## Challenge
Report the number of lines in the entries below that include the word "SharePoint", and nothing else.

==================================================

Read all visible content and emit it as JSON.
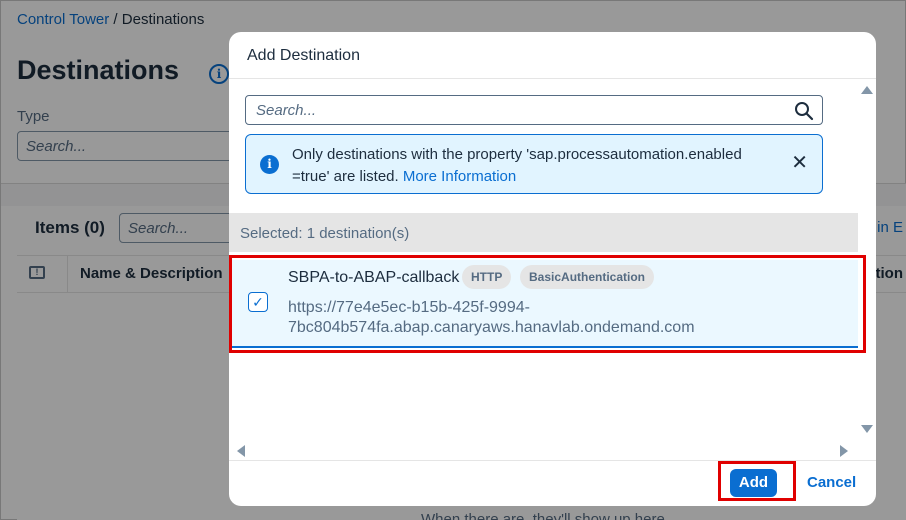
{
  "breadcrumb": {
    "root": "Control Tower",
    "separator": " / ",
    "current": "Destinations"
  },
  "page": {
    "title": "Destinations",
    "type_label": "Type",
    "type_placeholder": "Search...",
    "items_title": "Items (0)",
    "items_search_placeholder": "Search...",
    "edit_link_fragment": "in E",
    "empty_text": "When there are, they'll show up here."
  },
  "table": {
    "columns": [
      "Name & Description",
      "ation"
    ]
  },
  "dialog": {
    "title": "Add Destination",
    "search_placeholder": "Search...",
    "info_strip": {
      "text": "Only destinations with the property 'sap.processautomation.enabled =true' are listed.",
      "link": "More Information"
    },
    "selected_text": "Selected: 1 destination(s)",
    "rows": [
      {
        "name": "SBPA-to-ABAP-callback",
        "badges": [
          "HTTP",
          "BasicAuthentication"
        ],
        "url_line1": "https://77e4e5ec-b15b-425f-9994-",
        "url_line2": "7bc804b574fa.abap.canaryaws.hanavlab.ondemand.com",
        "checked": true
      }
    ],
    "add_label": "Add",
    "cancel_label": "Cancel"
  },
  "colors": {
    "accent": "#0a6ed1",
    "highlight": "#e00000",
    "info_bg": "#e1f4ff"
  },
  "icons": {
    "info": "info-icon",
    "search": "search-icon",
    "close": "close-icon",
    "check": "checkmark-icon"
  }
}
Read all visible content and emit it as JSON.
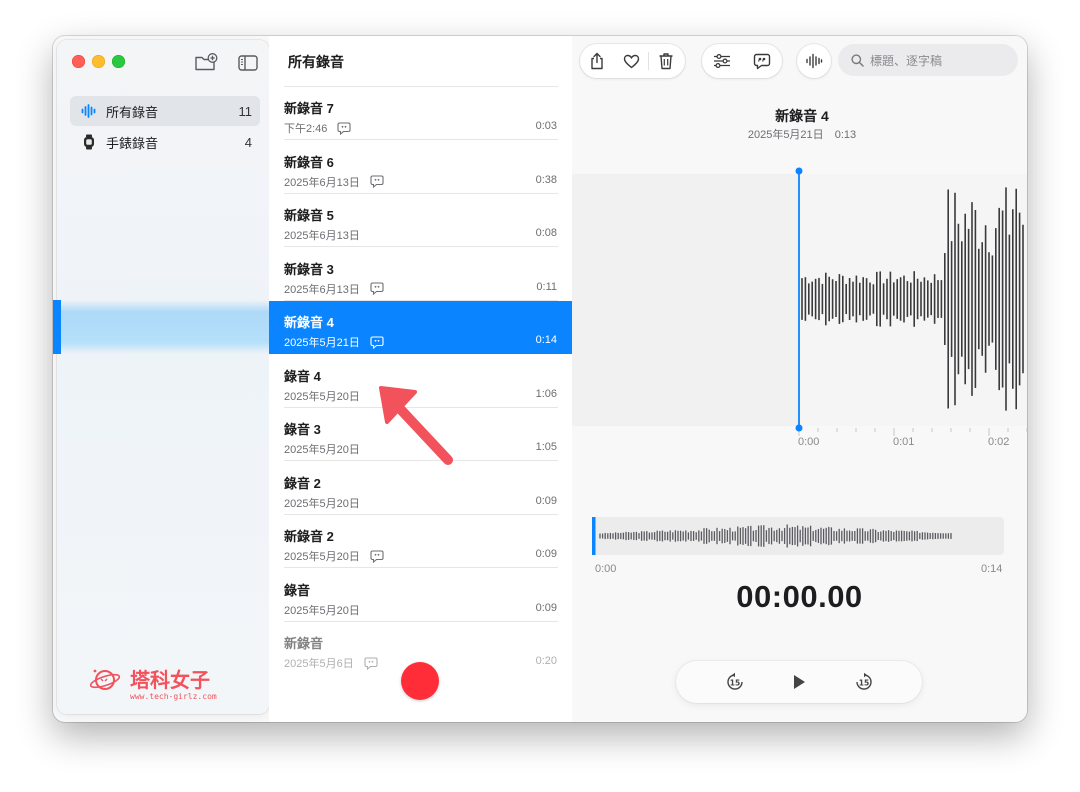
{
  "sidebar": {
    "items": [
      {
        "label": "所有錄音",
        "count": "11",
        "icon": "waveform-icon",
        "active": true
      },
      {
        "label": "手錶錄音",
        "count": "4",
        "icon": "watch-icon",
        "active": false
      }
    ],
    "logo": {
      "name": "塔科女子",
      "url": "www.tech-girlz.com"
    }
  },
  "list": {
    "title": "所有錄音",
    "recordings": [
      {
        "title": "新錄音 7",
        "subtitle": "下午2:46",
        "duration": "0:03",
        "transcript": true
      },
      {
        "title": "新錄音 6",
        "subtitle": "2025年6月13日",
        "duration": "0:38",
        "transcript": true
      },
      {
        "title": "新錄音 5",
        "subtitle": "2025年6月13日",
        "duration": "0:08",
        "transcript": false
      },
      {
        "title": "新錄音 3",
        "subtitle": "2025年6月13日",
        "duration": "0:11",
        "transcript": true
      },
      {
        "title": "新錄音 4",
        "subtitle": "2025年5月21日",
        "duration": "0:14",
        "transcript": true,
        "selected": true
      },
      {
        "title": "錄音 4",
        "subtitle": "2025年5月20日",
        "duration": "1:06",
        "transcript": false
      },
      {
        "title": "錄音 3",
        "subtitle": "2025年5月20日",
        "duration": "1:05",
        "transcript": false
      },
      {
        "title": "錄音 2",
        "subtitle": "2025年5月20日",
        "duration": "0:09",
        "transcript": false
      },
      {
        "title": "新錄音 2",
        "subtitle": "2025年5月20日",
        "duration": "0:09",
        "transcript": true
      },
      {
        "title": "錄音",
        "subtitle": "2025年5月20日",
        "duration": "0:09",
        "transcript": false
      },
      {
        "title": "新錄音",
        "subtitle": "2025年5月6日",
        "duration": "0:20",
        "transcript": true
      }
    ]
  },
  "detail": {
    "search_placeholder": "標題、逐字稿",
    "title": "新錄音 4",
    "date": "2025年5月21日",
    "length": "0:13",
    "ticks": [
      "0:00",
      "0:01",
      "0:02"
    ],
    "overview_start": "0:00",
    "overview_end": "0:14",
    "timer": "00:00.00",
    "skip_seconds": "15",
    "playhead_fraction": 0.0
  },
  "colors": {
    "accent": "#0a84ff",
    "record": "#ff2d37",
    "annotation": "#f2525b"
  }
}
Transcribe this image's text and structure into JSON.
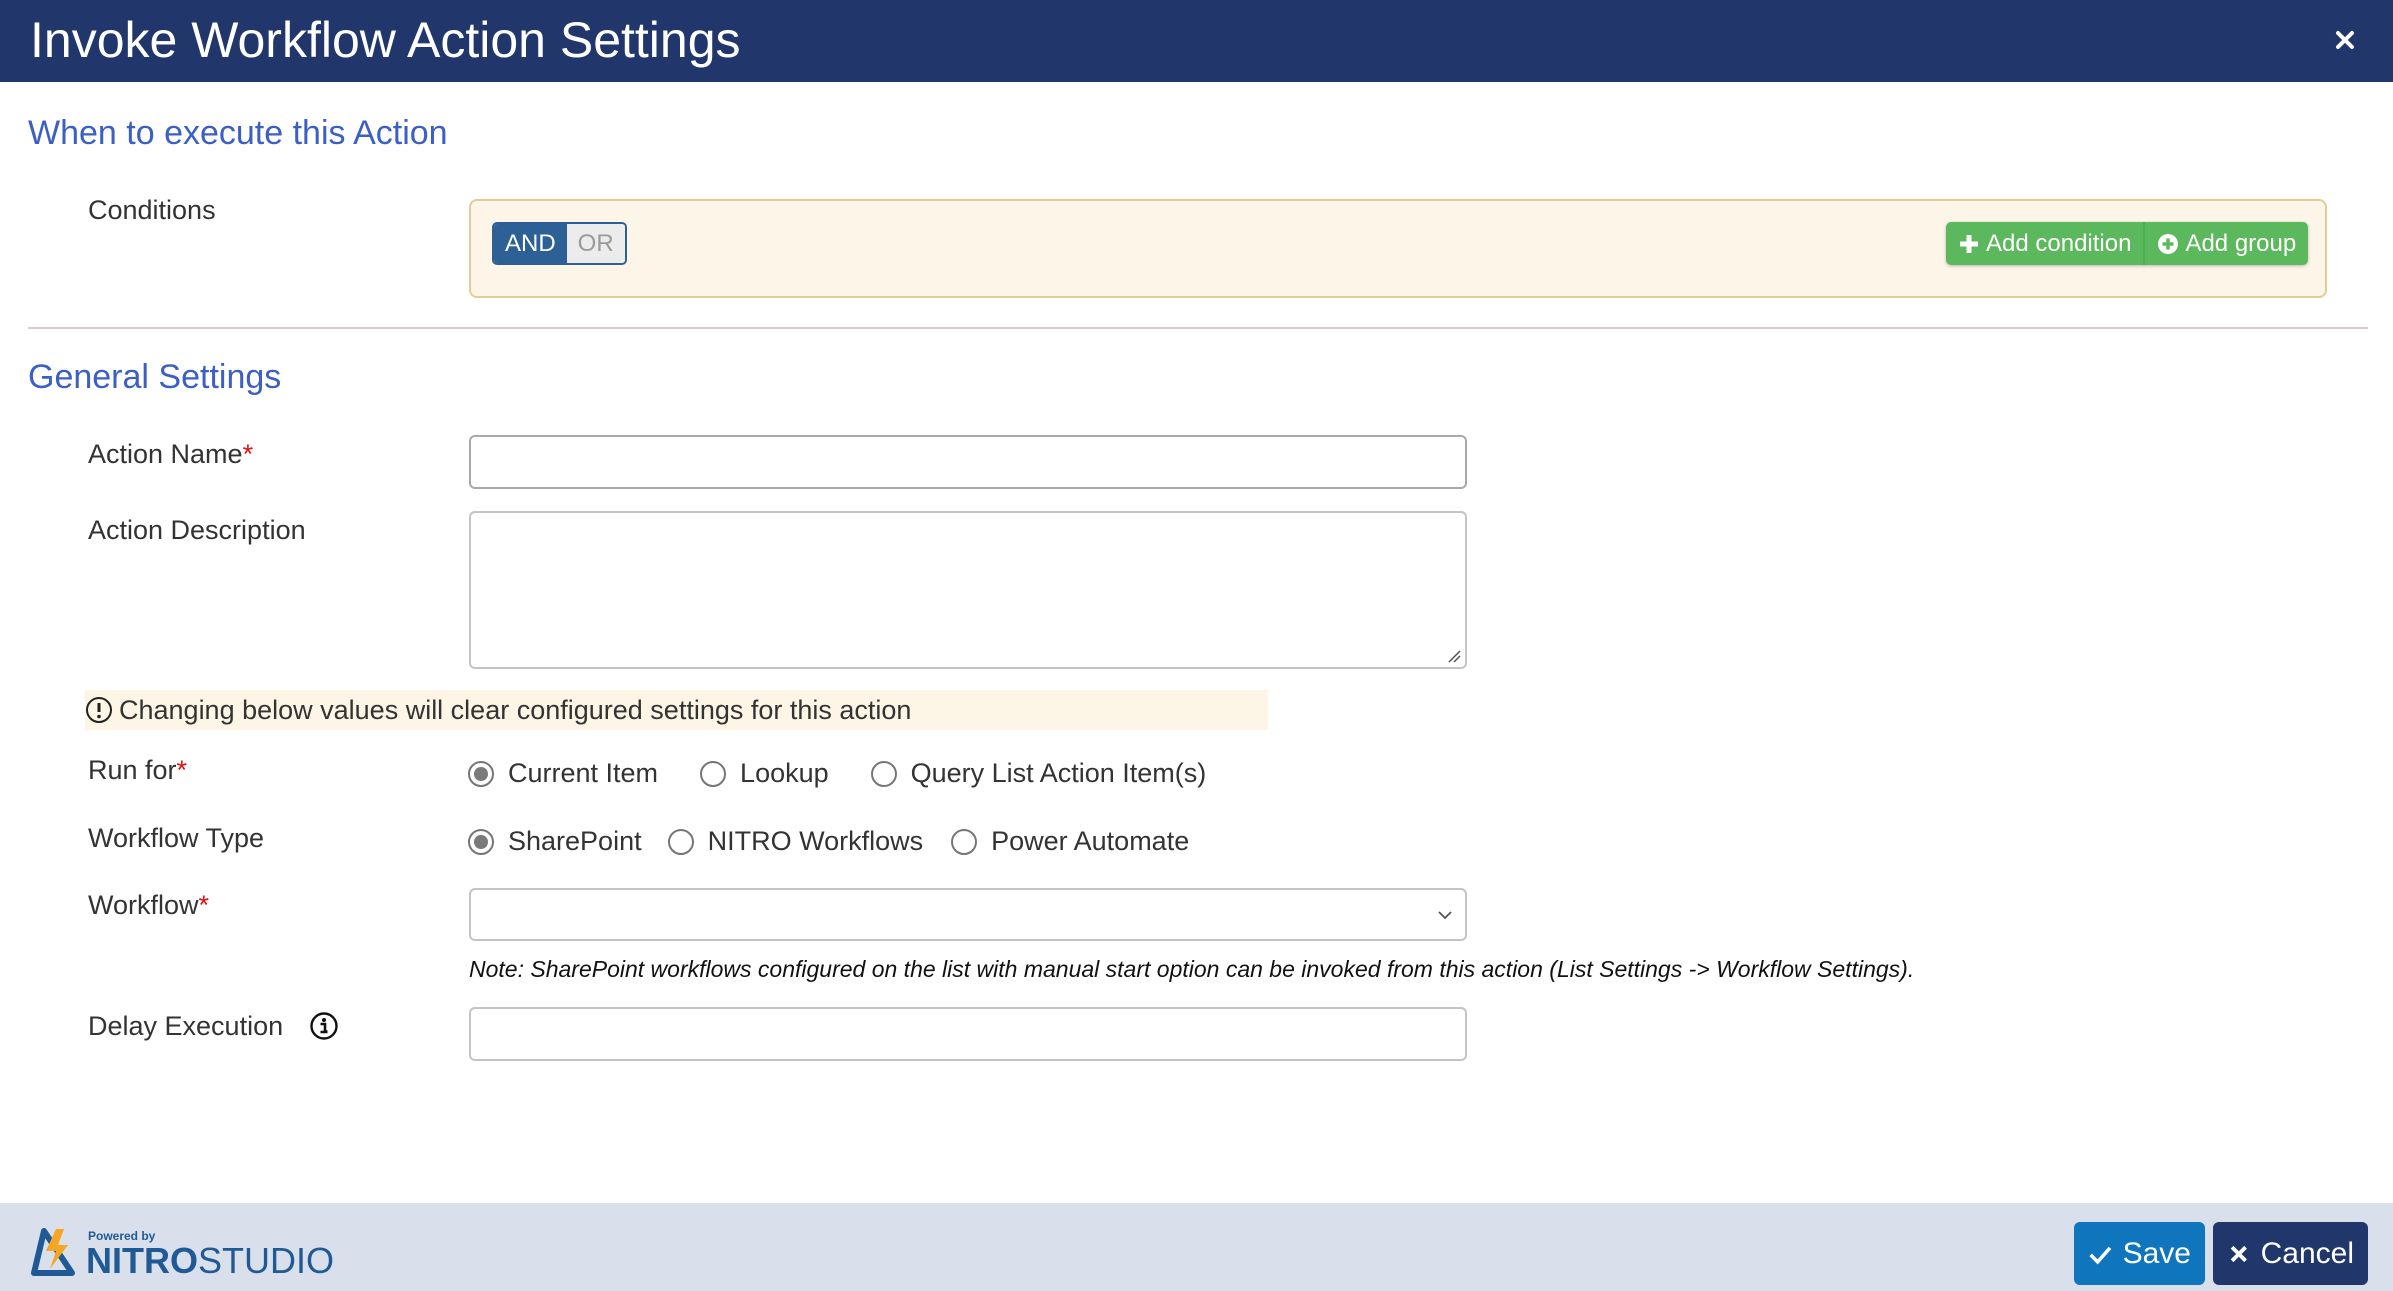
{
  "window": {
    "title": "Invoke Workflow Action Settings",
    "close_icon": "close-icon"
  },
  "when_section": {
    "heading": "When to execute this Action",
    "conditions_label": "Conditions",
    "logic_toggle": {
      "options": [
        "AND",
        "OR"
      ],
      "selected": "AND"
    },
    "add_condition_label": "Add condition",
    "add_group_label": "Add group"
  },
  "general_section": {
    "heading": "General Settings",
    "action_name": {
      "label": "Action Name",
      "required_mark": "*",
      "value": ""
    },
    "action_description": {
      "label": "Action Description",
      "value": ""
    },
    "warning": "Changing below values will clear configured settings for this action",
    "run_for": {
      "label": "Run for",
      "required_mark": "*",
      "options": [
        "Current Item",
        "Lookup",
        "Query List Action Item(s)"
      ],
      "selected": "Current Item"
    },
    "workflow_type": {
      "label": "Workflow Type",
      "options": [
        "SharePoint",
        "NITRO Workflows",
        "Power Automate"
      ],
      "selected": "SharePoint"
    },
    "workflow": {
      "label": "Workflow",
      "required_mark": "*",
      "selected_value": "",
      "note": "Note: SharePoint workflows configured on the list with manual start option can be invoked from this action (List Settings -> Workflow Settings)."
    },
    "delay_execution": {
      "label": "Delay Execution",
      "value": ""
    }
  },
  "footer": {
    "powered_by": "Powered by",
    "brand_bold": "NITRO",
    "brand_light": "STUDIO",
    "save_label": "Save",
    "cancel_label": "Cancel"
  },
  "colors": {
    "titlebar": "#21366b",
    "heading": "#3b5fc4",
    "green_button": "#5cb85c",
    "save_button": "#0f75bd",
    "cancel_button": "#21366b",
    "required": "#e01010"
  }
}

==================================================

## Written answer
3